══ Data records
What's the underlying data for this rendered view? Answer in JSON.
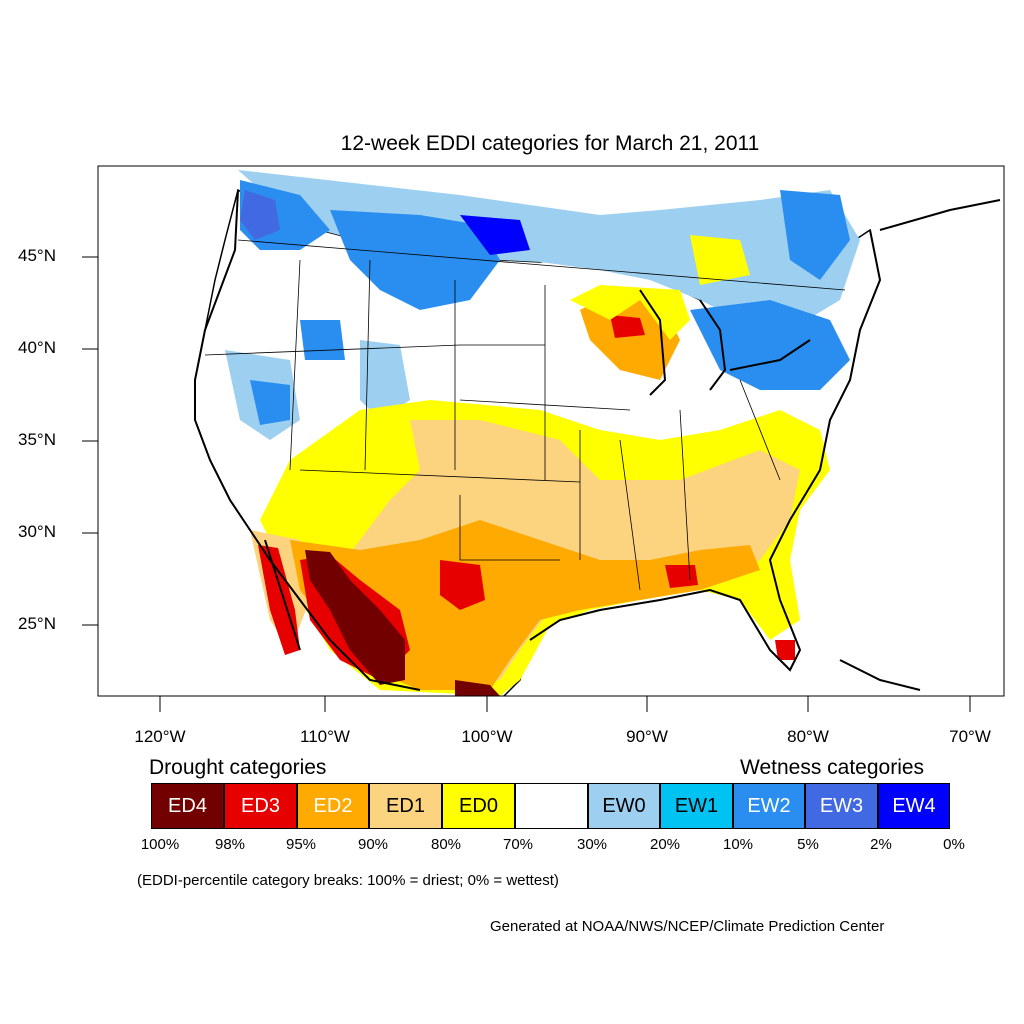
{
  "title": "12-week EDDI categories for March 21, 2011",
  "lat_labels": [
    "45°N",
    "40°N",
    "35°N",
    "30°N",
    "25°N"
  ],
  "lon_labels": [
    "120°W",
    "110°W",
    "100°W",
    "90°W",
    "80°W",
    "70°W"
  ],
  "legend": {
    "drought_heading": "Drought categories",
    "wetness_heading": "Wetness categories",
    "categories": [
      {
        "label": "ED4",
        "color": "#730000"
      },
      {
        "label": "ED3",
        "color": "#e60000"
      },
      {
        "label": "ED2",
        "color": "#ffaa00"
      },
      {
        "label": "ED1",
        "color": "#fcd37f"
      },
      {
        "label": "ED0",
        "color": "#ffff00"
      },
      {
        "label": "",
        "color": "#ffffff"
      },
      {
        "label": "EW0",
        "color": "#9dd0f0"
      },
      {
        "label": "EW1",
        "color": "#00c3f4"
      },
      {
        "label": "EW2",
        "color": "#2a8ef0"
      },
      {
        "label": "EW3",
        "color": "#4169e1"
      },
      {
        "label": "EW4",
        "color": "#0000ff"
      }
    ],
    "breaks": [
      "100%",
      "98%",
      "95%",
      "90%",
      "80%",
      "70%",
      "30%",
      "20%",
      "10%",
      "5%",
      "2%",
      "0%"
    ],
    "note": "(EDDI-percentile category breaks: 100% = driest; 0% = wettest)"
  },
  "credit": "Generated at NOAA/NWS/NCEP/Climate Prediction Center"
}
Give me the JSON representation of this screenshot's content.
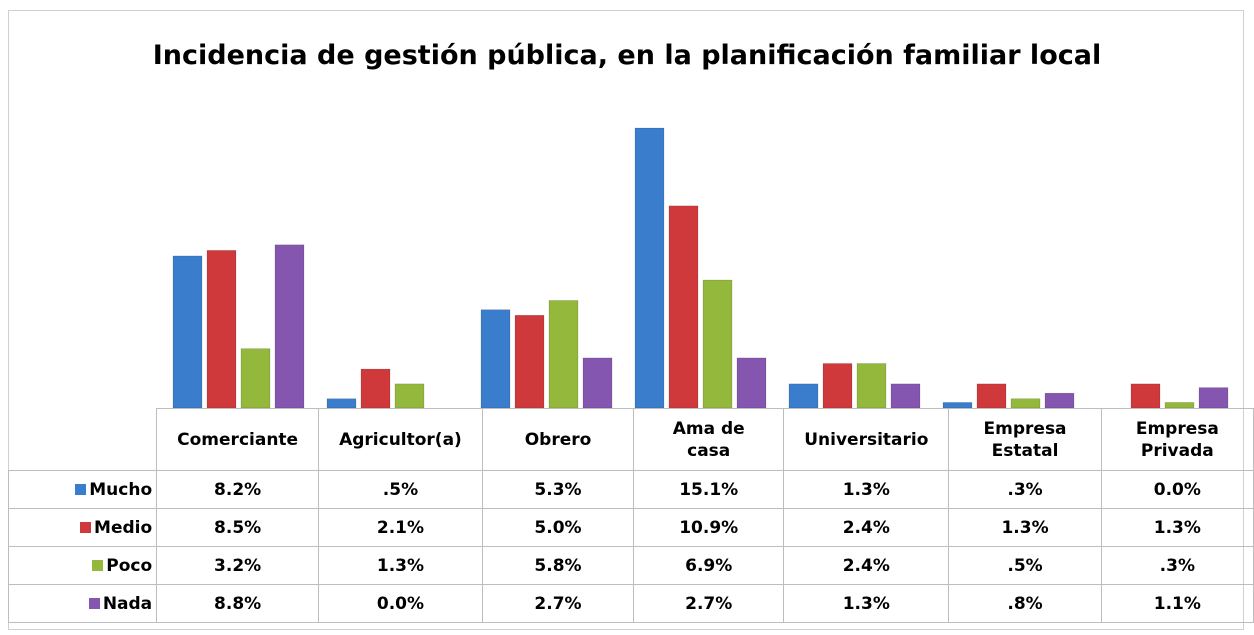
{
  "chart_data": {
    "type": "bar",
    "title": "Incidencia de gestión pública, en la planificación familiar local",
    "categories": [
      "Comerciante",
      "Agricultor(a)",
      "Obrero",
      "Ama de casa",
      "Universitario",
      "Empresa Estatal",
      "Empresa Privada"
    ],
    "series": [
      {
        "name": "Mucho",
        "color": "#3a7dcc",
        "values": [
          8.2,
          0.5,
          5.3,
          15.1,
          1.3,
          0.3,
          0.0
        ],
        "value_labels": [
          "8.2%",
          ".5%",
          "5.3%",
          "15.1%",
          "1.3%",
          ".3%",
          "0.0%"
        ]
      },
      {
        "name": "Medio",
        "color": "#d0393b",
        "values": [
          8.5,
          2.1,
          5.0,
          10.9,
          2.4,
          1.3,
          1.3
        ],
        "value_labels": [
          "8.5%",
          "2.1%",
          "5.0%",
          "10.9%",
          "2.4%",
          "1.3%",
          "1.3%"
        ]
      },
      {
        "name": "Poco",
        "color": "#94b83b",
        "values": [
          3.2,
          1.3,
          5.8,
          6.9,
          2.4,
          0.5,
          0.3
        ],
        "value_labels": [
          "3.2%",
          "1.3%",
          "5.8%",
          "6.9%",
          "2.4%",
          ".5%",
          ".3%"
        ]
      },
      {
        "name": "Nada",
        "color": "#8456b0",
        "values": [
          8.8,
          0.0,
          2.7,
          2.7,
          1.3,
          0.8,
          1.1
        ],
        "value_labels": [
          "8.8%",
          "0.0%",
          "2.7%",
          "2.7%",
          "1.3%",
          ".8%",
          "1.1%"
        ]
      }
    ]
  }
}
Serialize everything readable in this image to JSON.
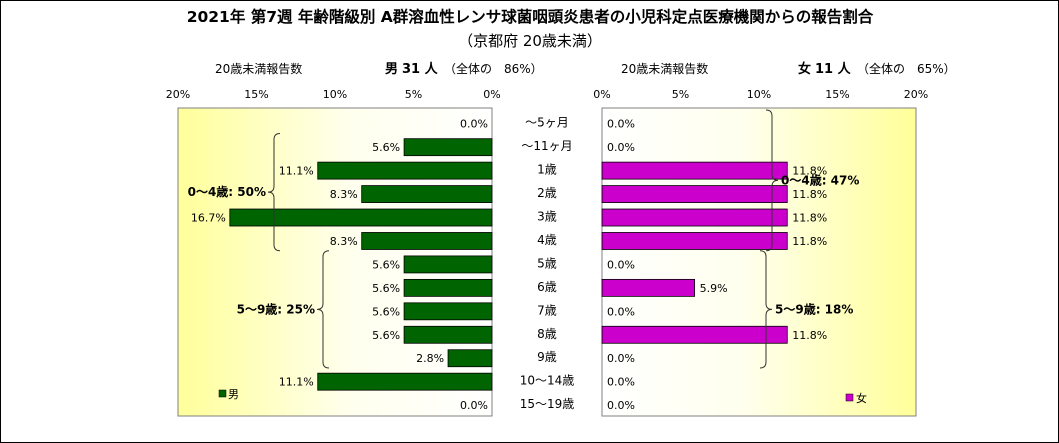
{
  "title": "2021年 第7週 年齢階級別 A群溶血性レンサ球菌咽頭炎患者の小児科定点医療機関からの報告割合",
  "subtitle": "（京都府 20歳未満）",
  "male_header": {
    "label": "20歳未満報告数",
    "sex": "男",
    "count": "31 人",
    "share": "（全体の　86%）"
  },
  "female_header": {
    "label": "20歳未満報告数",
    "sex": "女",
    "count": "11 人",
    "share": "（全体の　65%）"
  },
  "chart_data": {
    "type": "bar",
    "orientation": "horizontal",
    "categories": [
      "～5ヶ月",
      "～11ヶ月",
      "1歳",
      "2歳",
      "3歳",
      "4歳",
      "5歳",
      "6歳",
      "7歳",
      "8歳",
      "9歳",
      "10～14歳",
      "15～19歳"
    ],
    "series": [
      {
        "name": "男",
        "color": "#006400",
        "values": [
          0.0,
          5.6,
          11.1,
          8.3,
          16.7,
          8.3,
          5.6,
          5.6,
          5.6,
          5.6,
          2.8,
          11.1,
          0.0
        ],
        "labels": [
          "0.0%",
          "5.6%",
          "11.1%",
          "8.3%",
          "16.7%",
          "8.3%",
          "5.6%",
          "5.6%",
          "5.6%",
          "5.6%",
          "2.8%",
          "11.1%",
          "0.0%"
        ]
      },
      {
        "name": "女",
        "color": "#cc00cc",
        "values": [
          0.0,
          0.0,
          11.8,
          11.8,
          11.8,
          11.8,
          0.0,
          5.9,
          0.0,
          11.8,
          0.0,
          0.0,
          0.0
        ],
        "labels": [
          "0.0%",
          "0.0%",
          "11.8%",
          "11.8%",
          "11.8%",
          "11.8%",
          "0.0%",
          "5.9%",
          "0.0%",
          "11.8%",
          "0.0%",
          "0.0%",
          "0.0%"
        ]
      }
    ],
    "xlim": [
      0,
      20
    ],
    "x_ticks": [
      "0%",
      "5%",
      "10%",
      "15%",
      "20%"
    ],
    "male_groups": [
      {
        "label": "0～4歳: 50%",
        "from": 1,
        "to": 5
      },
      {
        "label": "5～9歳: 25%",
        "from": 6,
        "to": 10
      }
    ],
    "female_groups": [
      {
        "label": "0～4歳: 47%",
        "from": 0,
        "to": 5
      },
      {
        "label": "5～9歳: 18%",
        "from": 6,
        "to": 10
      }
    ]
  }
}
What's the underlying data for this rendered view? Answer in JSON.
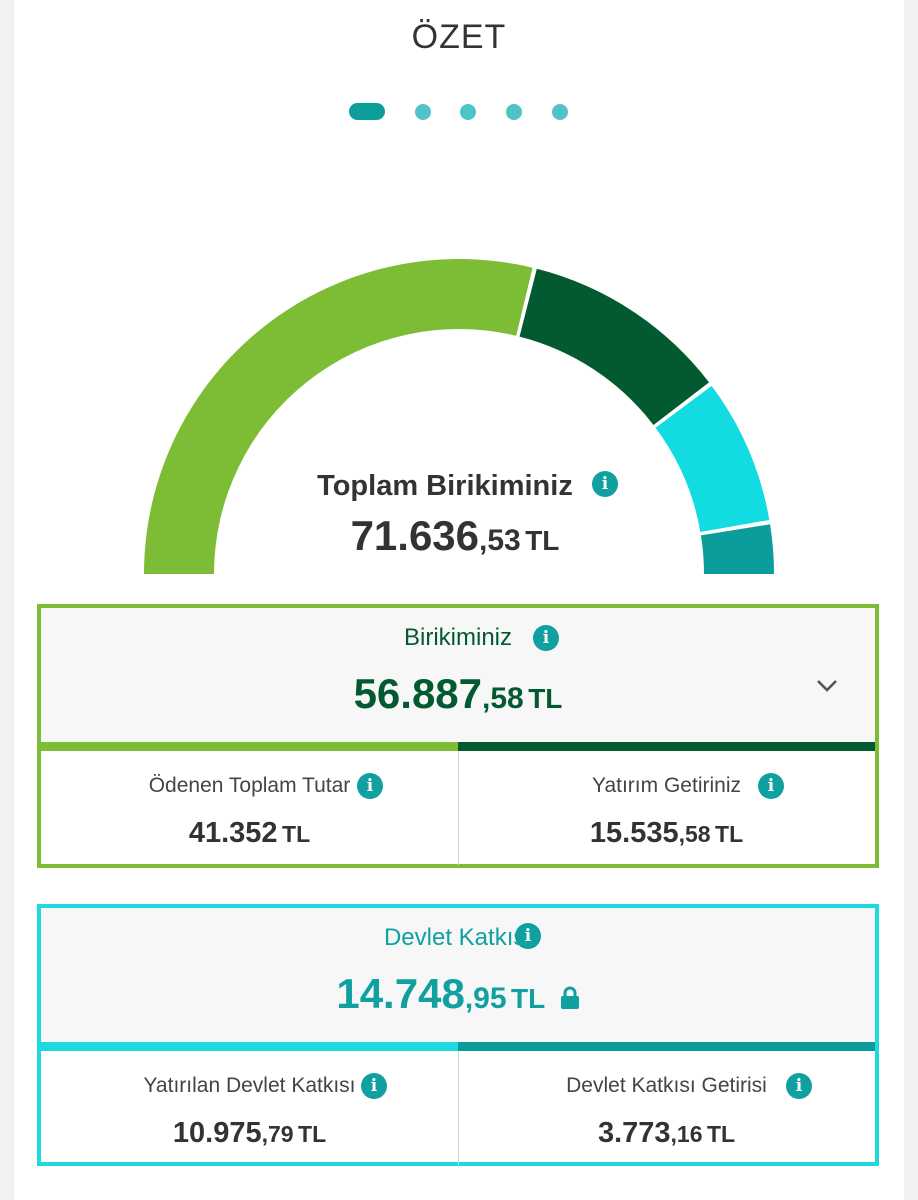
{
  "header": {
    "title": "ÖZET"
  },
  "pager": {
    "count": 5,
    "active_index": 0
  },
  "gauge": {
    "segments": [
      {
        "name": "Ödenen Toplam Tutar",
        "value": 41352,
        "color": "#7dbd36"
      },
      {
        "name": "Yatırım Getiriniz",
        "value": 15535.58,
        "color": "#035a30"
      },
      {
        "name": "Yatırılan Devlet Katkısı",
        "value": 10975.79,
        "color": "#12dce2"
      },
      {
        "name": "Devlet Katkısı Getirisi",
        "value": 3773.16,
        "color": "#0d9c9c"
      }
    ],
    "total_label": "Toplam Birikiminiz",
    "total_int": "71.636",
    "total_dec": ",53",
    "total_unit": "TL"
  },
  "savings": {
    "label": "Birikiminiz",
    "value_int": "56.887",
    "value_dec": ",58",
    "unit": "TL",
    "accent_color": "#7dbd36",
    "value_color": "#035a30",
    "paid": {
      "label": "Ödenen Toplam Tutar",
      "value_int": "41.352",
      "value_dec": "",
      "unit": "TL"
    },
    "return": {
      "label": "Yatırım Getiriniz",
      "value_int": "15.535",
      "value_dec": ",58",
      "unit": "TL"
    }
  },
  "state_contribution": {
    "label": "Devlet Katkısı",
    "value_int": "14.748",
    "value_dec": ",95",
    "unit": "TL",
    "accent_color": "#1edae0",
    "value_color": "#10a0a0",
    "invested": {
      "label": "Yatırılan Devlet Katkısı",
      "value_int": "10.975",
      "value_dec": ",79",
      "unit": "TL"
    },
    "return": {
      "label": "Devlet Katkısı Getirisi",
      "value_int": "3.773",
      "value_dec": ",16",
      "unit": "TL"
    }
  },
  "icons": {
    "info": "i"
  }
}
════
Task instructions: Pick out and copy the lines of the entries that hold the string "Getiriniz".

Exercise response:
        "name": "Yatırım Getiriniz",
      "label": "Yatırım Getiriniz",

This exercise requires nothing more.